:: Goal ::
Wherever a line below holds the word "remainderTraversal", copy that line.

Begin Task material

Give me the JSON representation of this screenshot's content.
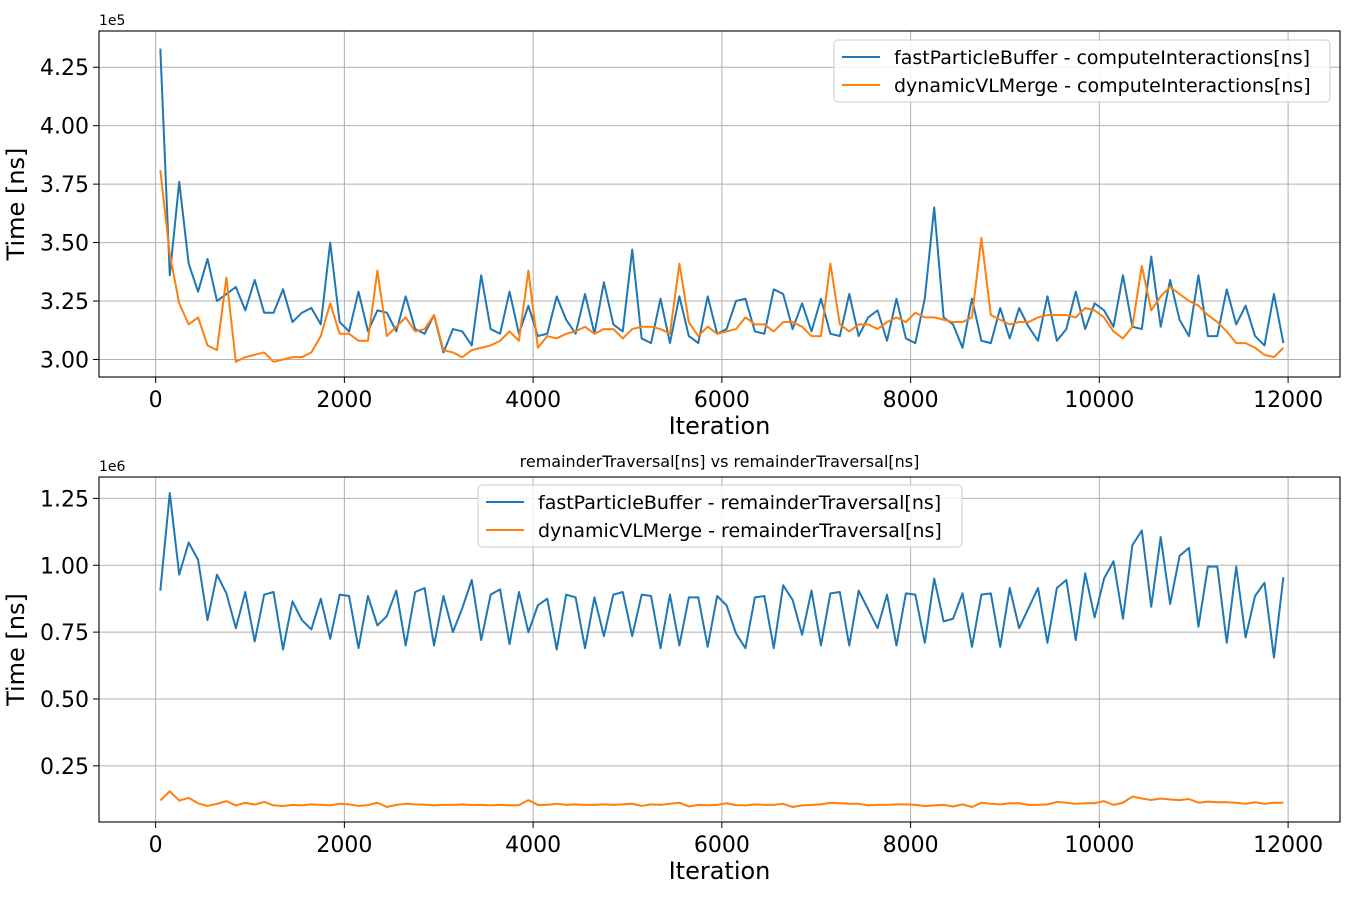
{
  "chart_data": [
    {
      "type": "line",
      "title": "",
      "xlabel": "Iteration",
      "ylabel": "Time [ns]",
      "y_offset_label": "1e5",
      "y_scale": 100000,
      "xlim": [
        -600,
        12550
      ],
      "ylim": [
        292500,
        440500
      ],
      "xticks": [
        0,
        2000,
        4000,
        6000,
        8000,
        10000,
        12000
      ],
      "yticks": [
        300000,
        325000,
        350000,
        375000,
        400000,
        425000
      ],
      "ytick_labels": [
        "3.00",
        "3.25",
        "3.50",
        "3.75",
        "4.00",
        "4.25"
      ],
      "grid": true,
      "legend": "upper-right",
      "x": [
        50,
        150,
        250,
        350,
        450,
        550,
        650,
        750,
        850,
        950,
        1050,
        1150,
        1250,
        1350,
        1450,
        1550,
        1650,
        1750,
        1850,
        1950,
        2050,
        2150,
        2250,
        2350,
        2450,
        2550,
        2650,
        2750,
        2850,
        2950,
        3050,
        3150,
        3250,
        3350,
        3450,
        3550,
        3650,
        3750,
        3850,
        3950,
        4050,
        4150,
        4250,
        4350,
        4450,
        4550,
        4650,
        4750,
        4850,
        4950,
        5050,
        5150,
        5250,
        5350,
        5450,
        5550,
        5650,
        5750,
        5850,
        5950,
        6050,
        6150,
        6250,
        6350,
        6450,
        6550,
        6650,
        6750,
        6850,
        6950,
        7050,
        7150,
        7250,
        7350,
        7450,
        7550,
        7650,
        7750,
        7850,
        7950,
        8050,
        8150,
        8250,
        8350,
        8450,
        8550,
        8650,
        8750,
        8850,
        8950,
        9050,
        9150,
        9250,
        9350,
        9450,
        9550,
        9650,
        9750,
        9850,
        9950,
        10050,
        10150,
        10250,
        10350,
        10450,
        10550,
        10650,
        10750,
        10850,
        10950,
        11050,
        11150,
        11250,
        11350,
        11450,
        11550,
        11650,
        11750,
        11850,
        11950
      ],
      "series": [
        {
          "name": "fastParticleBuffer - computeInteractions[ns]",
          "color": "#1f77b4",
          "values": [
            433000,
            336000,
            376000,
            341000,
            329000,
            343000,
            325000,
            328000,
            331000,
            321000,
            334000,
            320000,
            320000,
            330000,
            316000,
            320000,
            322000,
            315000,
            350000,
            316000,
            312000,
            329000,
            312000,
            321000,
            320000,
            312000,
            327000,
            313000,
            311000,
            319000,
            303000,
            313000,
            312000,
            306000,
            336000,
            313000,
            311000,
            329000,
            311000,
            323000,
            310000,
            311000,
            327000,
            317000,
            311000,
            328000,
            311000,
            333000,
            315000,
            312000,
            347000,
            309000,
            307000,
            326000,
            307000,
            327000,
            310000,
            307000,
            327000,
            311000,
            313000,
            325000,
            326000,
            312000,
            311000,
            330000,
            328000,
            313000,
            324000,
            312000,
            326000,
            311000,
            310000,
            328000,
            310000,
            318000,
            321000,
            308000,
            326000,
            309000,
            307000,
            326000,
            365000,
            318000,
            315000,
            305000,
            326000,
            308000,
            307000,
            322000,
            309000,
            322000,
            314000,
            308000,
            327000,
            308000,
            313000,
            329000,
            313000,
            324000,
            321000,
            314000,
            336000,
            314000,
            313000,
            344000,
            314000,
            334000,
            317000,
            310000,
            336000,
            310000,
            310000,
            330000,
            315000,
            323000,
            310000,
            306000,
            328000,
            307000
          ]
        },
        {
          "name": "dynamicVLMerge - computeInteractions[ns]",
          "color": "#ff7f0e",
          "values": [
            381000,
            345000,
            324000,
            315000,
            318000,
            306000,
            304000,
            335000,
            299000,
            301000,
            302000,
            303000,
            299000,
            300000,
            301000,
            301000,
            303000,
            310000,
            324000,
            311000,
            311000,
            308000,
            308000,
            338000,
            310000,
            314000,
            318000,
            312000,
            313000,
            319000,
            304000,
            303000,
            301000,
            304000,
            305000,
            306000,
            308000,
            312000,
            308000,
            338000,
            305000,
            310000,
            309000,
            311000,
            312000,
            314000,
            311000,
            313000,
            313000,
            309000,
            313000,
            314000,
            314000,
            313000,
            311000,
            341000,
            316000,
            310000,
            314000,
            311000,
            312000,
            313000,
            318000,
            315000,
            315000,
            312000,
            316000,
            316000,
            314000,
            310000,
            310000,
            341000,
            315000,
            312000,
            315000,
            315000,
            313000,
            316000,
            318000,
            316000,
            320000,
            318000,
            318000,
            317000,
            316000,
            316000,
            318000,
            352000,
            319000,
            317000,
            315000,
            316000,
            316000,
            318000,
            319000,
            319000,
            319000,
            318000,
            322000,
            321000,
            318000,
            312000,
            309000,
            314000,
            340000,
            321000,
            327000,
            331000,
            328000,
            325000,
            323000,
            319000,
            316000,
            312000,
            307000,
            307000,
            305000,
            302000,
            301000,
            305000
          ]
        }
      ]
    },
    {
      "type": "line",
      "title": "remainderTraversal[ns] vs remainderTraversal[ns]",
      "xlabel": "Iteration",
      "ylabel": "Time [ns]",
      "y_offset_label": "1e6",
      "y_scale": 1000000,
      "xlim": [
        -600,
        12550
      ],
      "ylim": [
        40000,
        1330000
      ],
      "xticks": [
        0,
        2000,
        4000,
        6000,
        8000,
        10000,
        12000
      ],
      "yticks": [
        250000,
        500000,
        750000,
        1000000,
        1250000
      ],
      "ytick_labels": [
        "0.25",
        "0.50",
        "0.75",
        "1.00",
        "1.25"
      ],
      "grid": true,
      "legend": "upper-center",
      "x": [
        50,
        150,
        250,
        350,
        450,
        550,
        650,
        750,
        850,
        950,
        1050,
        1150,
        1250,
        1350,
        1450,
        1550,
        1650,
        1750,
        1850,
        1950,
        2050,
        2150,
        2250,
        2350,
        2450,
        2550,
        2650,
        2750,
        2850,
        2950,
        3050,
        3150,
        3250,
        3350,
        3450,
        3550,
        3650,
        3750,
        3850,
        3950,
        4050,
        4150,
        4250,
        4350,
        4450,
        4550,
        4650,
        4750,
        4850,
        4950,
        5050,
        5150,
        5250,
        5350,
        5450,
        5550,
        5650,
        5750,
        5850,
        5950,
        6050,
        6150,
        6250,
        6350,
        6450,
        6550,
        6650,
        6750,
        6850,
        6950,
        7050,
        7150,
        7250,
        7350,
        7450,
        7550,
        7650,
        7750,
        7850,
        7950,
        8050,
        8150,
        8250,
        8350,
        8450,
        8550,
        8650,
        8750,
        8850,
        8950,
        9050,
        9150,
        9250,
        9350,
        9450,
        9550,
        9650,
        9750,
        9850,
        9950,
        10050,
        10150,
        10250,
        10350,
        10450,
        10550,
        10650,
        10750,
        10850,
        10950,
        11050,
        11150,
        11250,
        11350,
        11450,
        11550,
        11650,
        11750,
        11850,
        11950
      ],
      "series": [
        {
          "name": "fastParticleBuffer - remainderTraversal[ns]",
          "color": "#1f77b4",
          "values": [
            905000,
            1270000,
            965000,
            1085000,
            1020000,
            795000,
            965000,
            895000,
            765000,
            900000,
            715000,
            890000,
            900000,
            685000,
            865000,
            795000,
            760000,
            875000,
            725000,
            890000,
            885000,
            690000,
            885000,
            775000,
            810000,
            905000,
            700000,
            900000,
            915000,
            700000,
            885000,
            750000,
            840000,
            945000,
            720000,
            890000,
            910000,
            705000,
            900000,
            750000,
            850000,
            875000,
            685000,
            890000,
            880000,
            690000,
            880000,
            735000,
            890000,
            900000,
            735000,
            890000,
            885000,
            690000,
            890000,
            700000,
            880000,
            880000,
            695000,
            885000,
            850000,
            745000,
            690000,
            880000,
            885000,
            690000,
            925000,
            870000,
            740000,
            905000,
            700000,
            895000,
            900000,
            700000,
            905000,
            835000,
            765000,
            890000,
            700000,
            895000,
            890000,
            710000,
            950000,
            790000,
            800000,
            895000,
            695000,
            890000,
            895000,
            695000,
            915000,
            765000,
            840000,
            915000,
            710000,
            915000,
            945000,
            720000,
            970000,
            805000,
            950000,
            1015000,
            800000,
            1075000,
            1130000,
            845000,
            1105000,
            855000,
            1035000,
            1065000,
            770000,
            995000,
            995000,
            710000,
            995000,
            730000,
            885000,
            935000,
            655000,
            955000
          ]
        },
        {
          "name": "dynamicVLMerge - remainderTraversal[ns]",
          "color": "#ff7f0e",
          "values": [
            120000,
            155000,
            120000,
            130000,
            110000,
            100000,
            108000,
            118000,
            102000,
            112000,
            105000,
            115000,
            102000,
            100000,
            104000,
            102000,
            106000,
            104000,
            102000,
            108000,
            106000,
            100000,
            103000,
            112000,
            96000,
            104000,
            108000,
            106000,
            105000,
            102000,
            104000,
            104000,
            106000,
            103000,
            104000,
            102000,
            104000,
            102000,
            103000,
            122000,
            104000,
            104000,
            108000,
            104000,
            106000,
            104000,
            104000,
            106000,
            104000,
            106000,
            108000,
            100000,
            106000,
            104000,
            108000,
            112000,
            98000,
            104000,
            102000,
            104000,
            110000,
            103000,
            102000,
            106000,
            104000,
            104000,
            108000,
            96000,
            102000,
            104000,
            106000,
            112000,
            110000,
            108000,
            108000,
            102000,
            104000,
            104000,
            106000,
            106000,
            104000,
            100000,
            102000,
            104000,
            98000,
            106000,
            96000,
            112000,
            108000,
            106000,
            110000,
            110000,
            104000,
            104000,
            106000,
            115000,
            112000,
            108000,
            110000,
            110000,
            118000,
            104000,
            112000,
            135000,
            128000,
            122000,
            128000,
            124000,
            122000,
            126000,
            112000,
            116000,
            114000,
            114000,
            112000,
            108000,
            114000,
            108000,
            112000,
            112000
          ]
        }
      ]
    }
  ]
}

End Task material

:: Result ::
      "title": "remainderTraversal[ns] vs remainderTraversal[ns]",
          "name": "fastParticleBuffer - remainderTraversal[ns]",
          "name": "dynamicVLMerge - remainderTraversal[ns]",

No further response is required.